**Instructions:**
a. Translate this sentence from the SDRNet knowledge base text into Spanish: "Knowledge graphs are dynamically inter-linked clusters of facts that describe real world entities or things and their interrelations."
b. Summarize the SDRNet knowledge base text in two sentences.
c. According to the SDRNet knowledge base text, are these statements true? (i) The annotations represent structured meta-data. (ii) The visualization tool shows only one fixed view of the data. (iii) The semantic technology can recognize multiple references to the same entity. Answer yes or no for each and quote the deciding words.

**Exercise text:**
-.-.-

In this manner, the SDRNet knowledge base offers a smart solution that analyses the research literature and data to facilitate the identification of breakthrough knowledge by:
  • Automatically categorizing and semantically parsing diverse, dynamic and complex documents and interconnected, contextualized data sets to reveal undiscovered relationships;
  • Using machine learning algorithms that bring structure and meaning to information, the results of the text analysis are semantic annotations that describe relationships and patterns between data in various formats and sources. The annotations represent structured meta-data. This creates context and forges links in the data sets to specific concepts which can be represented as a knowledge graph – an intuitive and dynamic visualization that is the basis for natural language processing and AI-driven solutions. A visualization tool allows you to explore the graph in a variety of ways, such as filtering nodes and relationships etc. to show different views of the data from the graph.
Knowledge graphs are dynamically inter-linked clusters of facts that describe real world entities or things and their interrelations. They may be used as referential models to identify sustainable development concepts and relationships in the tsunami of unstructured content coming from scientific publications and diverse data sets. The extracted data is fed back to the knowledge graph to further enrich the data sets with highly contextual and personalized results. It integrates structured and unstructured data describing entities and specific concepts in a target domain as well as the relationships among them. And whereas conventional data technologies highlight the structure of the data, semantic technology and knowledge graphs convey the provenance of the data and meaning in a form understandable to researchers and policy analysts.
    Accelerating the quest for meaningful information by revealing the interconnected complexities latent in your data sets and breakthrough knowledge discovery, semantic technology is:
  • Context-aware – identifying objects pertaining to your research and retrieving all relevant high-value results that references these objects in the specified context based on their properties.
  • Distinct from lexical searches, it returns results increasingly aligned with your interests and preferences informed by your utilization of the SDRNet knowledge platform, research profile, publications, and activities as well as search history.
  • It is extensively interlinked. It recognizes multiple references to the same entity and can provide additional information related to your query such as news feeds, images, social media, etc. enabled by high speed and bulk ingestion of open and commercial public data sets as well as proprietary data sets.

-.-.-

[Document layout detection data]
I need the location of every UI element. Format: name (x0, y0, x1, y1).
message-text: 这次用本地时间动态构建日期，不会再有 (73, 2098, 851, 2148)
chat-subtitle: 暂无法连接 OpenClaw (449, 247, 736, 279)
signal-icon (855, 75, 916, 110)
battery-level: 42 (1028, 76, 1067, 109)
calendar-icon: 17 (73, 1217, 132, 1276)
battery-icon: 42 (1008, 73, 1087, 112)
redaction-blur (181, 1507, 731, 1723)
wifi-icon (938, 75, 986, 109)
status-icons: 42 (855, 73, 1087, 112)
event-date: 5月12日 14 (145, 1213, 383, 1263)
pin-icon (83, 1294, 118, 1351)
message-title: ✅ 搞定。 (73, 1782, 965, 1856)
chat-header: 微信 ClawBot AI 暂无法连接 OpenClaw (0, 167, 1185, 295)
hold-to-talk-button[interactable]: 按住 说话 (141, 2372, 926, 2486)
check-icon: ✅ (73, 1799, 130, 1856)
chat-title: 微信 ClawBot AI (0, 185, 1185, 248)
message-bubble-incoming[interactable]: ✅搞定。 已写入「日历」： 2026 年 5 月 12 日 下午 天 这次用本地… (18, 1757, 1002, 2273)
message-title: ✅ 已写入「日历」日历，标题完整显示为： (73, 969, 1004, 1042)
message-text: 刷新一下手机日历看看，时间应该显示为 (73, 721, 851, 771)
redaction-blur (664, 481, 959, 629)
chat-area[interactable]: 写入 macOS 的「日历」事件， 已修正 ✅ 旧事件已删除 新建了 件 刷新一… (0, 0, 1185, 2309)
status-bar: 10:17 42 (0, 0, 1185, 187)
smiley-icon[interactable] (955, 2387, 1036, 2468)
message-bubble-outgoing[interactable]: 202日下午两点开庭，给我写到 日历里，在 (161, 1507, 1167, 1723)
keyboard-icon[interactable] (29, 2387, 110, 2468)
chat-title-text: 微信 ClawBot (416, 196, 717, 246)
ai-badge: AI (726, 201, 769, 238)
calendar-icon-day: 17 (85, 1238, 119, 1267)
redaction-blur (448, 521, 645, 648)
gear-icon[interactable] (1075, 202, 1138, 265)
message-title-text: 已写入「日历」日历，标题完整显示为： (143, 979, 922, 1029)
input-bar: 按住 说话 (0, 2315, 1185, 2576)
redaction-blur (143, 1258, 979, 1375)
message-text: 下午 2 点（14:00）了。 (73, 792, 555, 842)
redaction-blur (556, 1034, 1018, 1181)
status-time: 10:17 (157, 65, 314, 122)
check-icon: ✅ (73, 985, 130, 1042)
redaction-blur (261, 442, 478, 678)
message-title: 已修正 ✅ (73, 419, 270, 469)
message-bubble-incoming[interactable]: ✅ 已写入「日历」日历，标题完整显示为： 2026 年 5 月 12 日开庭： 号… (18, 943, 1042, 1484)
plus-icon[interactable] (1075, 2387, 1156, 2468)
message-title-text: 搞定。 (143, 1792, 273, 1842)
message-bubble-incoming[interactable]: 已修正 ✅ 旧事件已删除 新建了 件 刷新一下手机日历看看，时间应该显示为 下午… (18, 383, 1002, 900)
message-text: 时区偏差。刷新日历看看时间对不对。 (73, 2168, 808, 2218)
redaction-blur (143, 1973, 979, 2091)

-.-.-

**Answer set:**
a. Los grafos de conocimiento son agrupaciones de hechos interconectadas dinámicamente que describen entidades o cosas del mundo real y sus interrelaciones.

b. The SDRNet knowledge base analyzes research literature and data by automatically categorizing and semantically parsing documents and data sets, and it uses machine learning to produce semantic annotations that can be represented as a knowledge graph. Knowledge graphs are inter-linked clusters of facts about real-world entities and their interrelations, and the semantic technology behind them is context-aware, distinct from lexical searches, and extensively interlinked.

c.
(i) Yes: "The annotations represent structured meta-data."
(ii) No: "filtering nodes and relationships etc. to show different views of the data from the graph"
(iii) Yes: "It recognizes multiple references to the same entity"